⟨
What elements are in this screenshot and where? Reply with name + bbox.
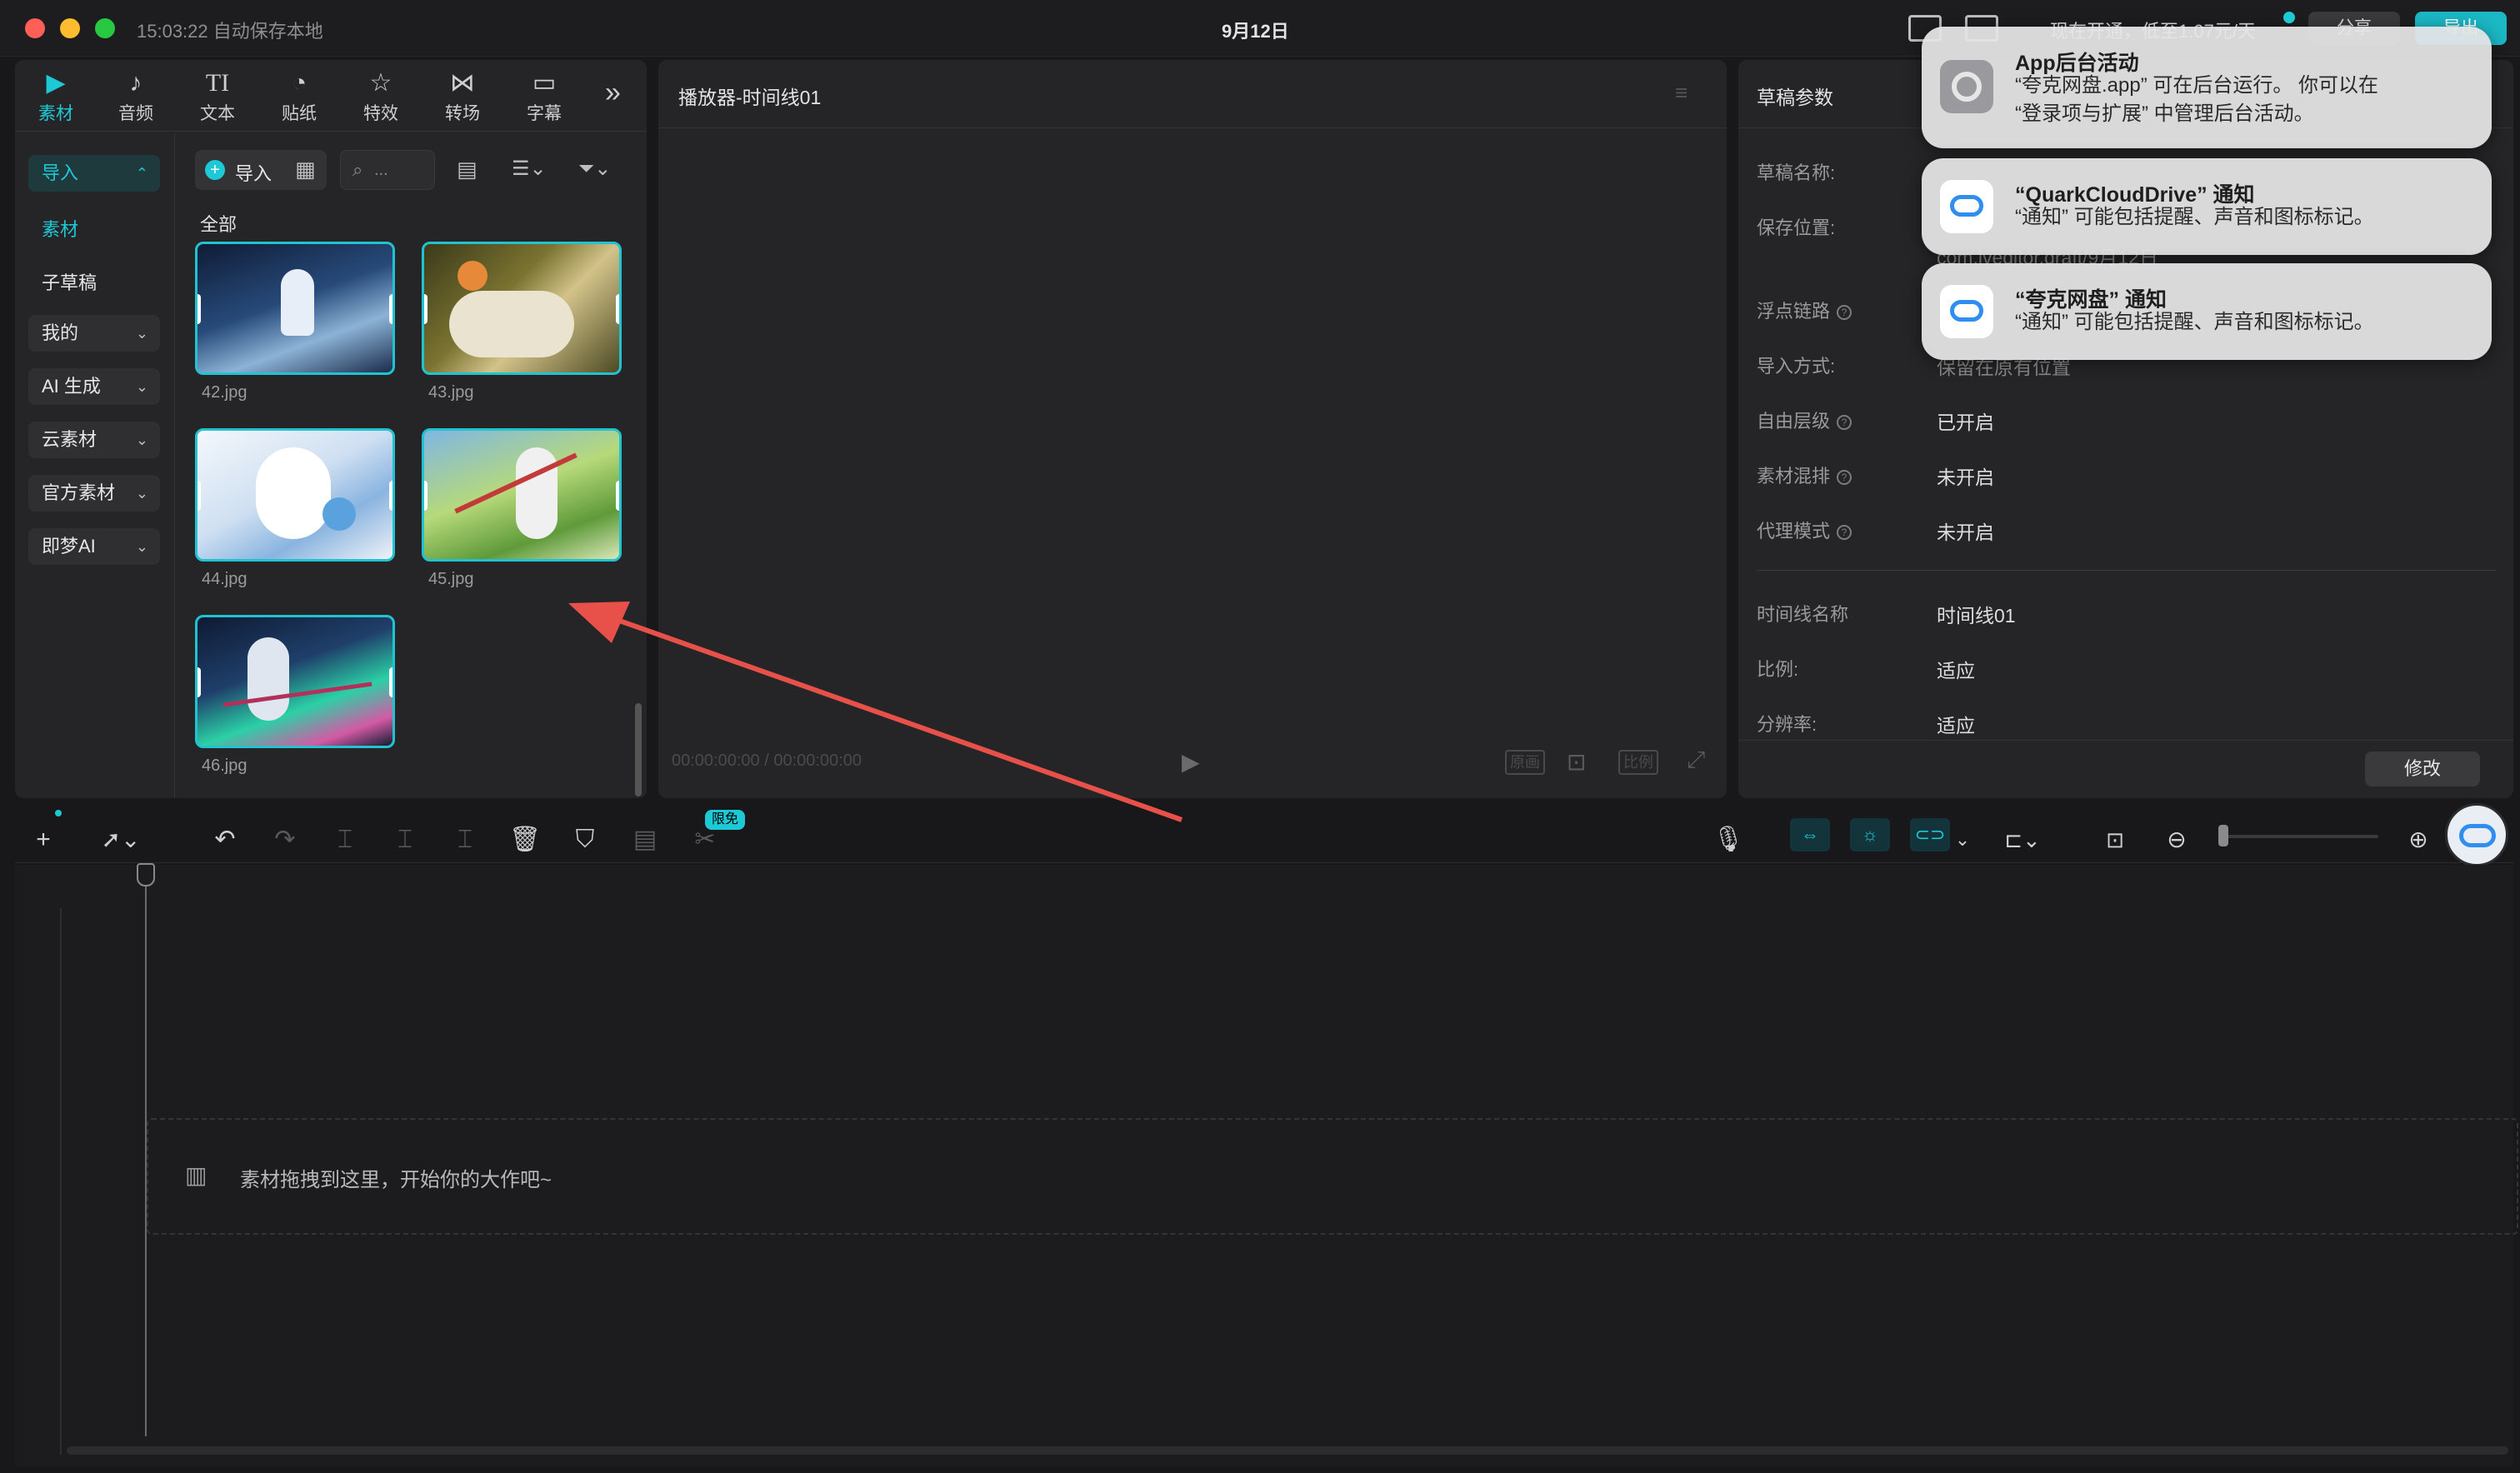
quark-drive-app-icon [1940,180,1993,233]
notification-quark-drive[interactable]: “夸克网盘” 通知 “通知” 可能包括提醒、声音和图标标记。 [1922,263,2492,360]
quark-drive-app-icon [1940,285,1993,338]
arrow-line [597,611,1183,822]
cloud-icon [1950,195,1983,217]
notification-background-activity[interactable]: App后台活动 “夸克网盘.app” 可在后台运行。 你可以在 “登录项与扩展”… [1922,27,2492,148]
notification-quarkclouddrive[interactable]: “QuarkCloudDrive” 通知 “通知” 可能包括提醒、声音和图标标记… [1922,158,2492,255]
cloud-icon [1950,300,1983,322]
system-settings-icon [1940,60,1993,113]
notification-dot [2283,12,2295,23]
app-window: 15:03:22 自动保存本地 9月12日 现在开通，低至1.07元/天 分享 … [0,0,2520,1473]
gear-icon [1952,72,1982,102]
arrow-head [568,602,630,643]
⟩
THE REQUEST: Please retype the entries above, from the line containing "quark-drive-app-icon [1940,180,1993,233]" through the final entry, including both ends.

WRITTEN SOLUTION:
quark-drive-app-icon [1940,180,1993,233]
notification-quark-drive[interactable]: “夸克网盘” 通知 “通知” 可能包括提醒、声音和图标标记。 [1922,263,2492,360]
quark-drive-app-icon [1940,285,1993,338]
arrow-line [597,611,1183,822]
cloud-icon [1950,195,1983,217]
notification-background-activity[interactable]: App后台活动 “夸克网盘.app” 可在后台运行。 你可以在 “登录项与扩展”… [1922,27,2492,148]
notification-quarkclouddrive[interactable]: “QuarkCloudDrive” 通知 “通知” 可能包括提醒、声音和图标标记… [1922,158,2492,255]
cloud-icon [1950,300,1983,322]
system-settings-icon [1940,60,1993,113]
notification-dot [2283,12,2295,23]
app-window: 15:03:22 自动保存本地 9月12日 现在开通，低至1.07元/天 分享 … [0,0,2520,1473]
gear-icon [1952,72,1982,102]
arrow-head [568,602,630,643]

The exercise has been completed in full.